目的
ペポルインボイスについての文章を、最後の文の後から続けて書いてください。

══ 本文

なお、ペポルインボイスと「電子インボイス」や「デジタルインボイス」との違いは以下のとおりです。

ペポルインボイスを活用することで、請求書の送り手は印刷・封入・投函に係る作業負担や郵送コストを削減でき、受け手側では人の手を介することなく財務会計システム等にデータを容易に連携できるとともに保管・管理の手間も省けるなどバックオフィス業務の効率化が可能で、いま民間企業を中心に利用が広まっています。
地方公共団体では、未だ“紙”の請求書によるアナログな処理が中心となっています。しかし、「令和6年度の地方財政の見通し・予算編成上の留意事項等について」(2024年1月22日/総務省事務連絡)において、地方公共団体に対してペポルインボイスの積極的な導入が要請されました。これに加えて、昨今の〈バックオフィス業務のデジタル化〉の動きともあいまって、今後、市区町村でもペポルインボイスの活用機運が急速に高まっていくことが想定されます。

════
══ 表示情報

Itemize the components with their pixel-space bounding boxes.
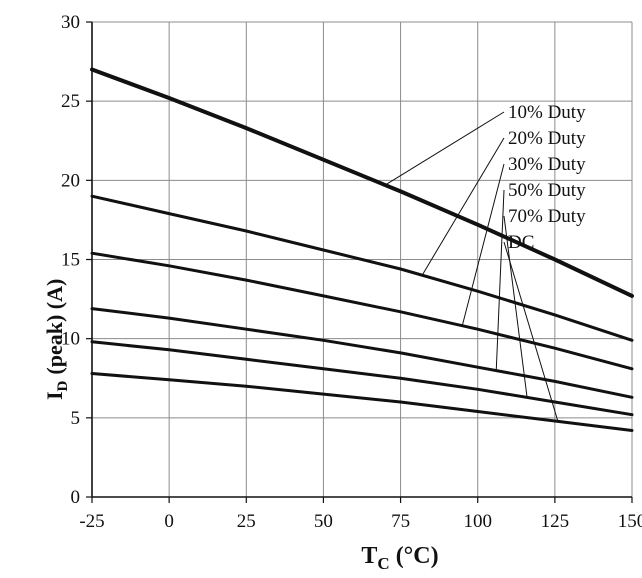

════

回答
1.ペポルの仕組み
ペポルインボイスは、送り手と受け手がそれぞれのペポルアクセスポイントを利用して電子メールのように送受信する仕組みで、双方が利用するシステムやアクセスポイントが異なっていても、ペポルネットワークに参加する全てのユーザーとやりとりすることができます。

2.市区町村がペポルインボイスを導入するメリット
ペポルインボイスを活用することで、送り手(事業者)側では請求書発行にかかるコストと手間を削減でき、一方、受け手(市区町村)側も“紙”の請求書を受領・保管・管理する必要がなくなり、市区町村とその取引先事業者の双方で“デジタル完結”による業務の効率化や生産性向上につながります。
市区町村がペポルインボイスを導入する主なメリットは以下のとおりです。
(1)バックオフィス業務の効率化
ペポルインボイスには、適格請求書発行事業者の登録番号や取引先の名称、品名、単価、数量、取引金額など必要な情報が構造化されたデジタルデータ(XML形式)としてセットされています。PDFなどのイメージデータと異なり、記載事項をコンピュータが直接読み込むため、市区町村では、人の手を介することなく財務会計システム等にデータを容易に連携できます。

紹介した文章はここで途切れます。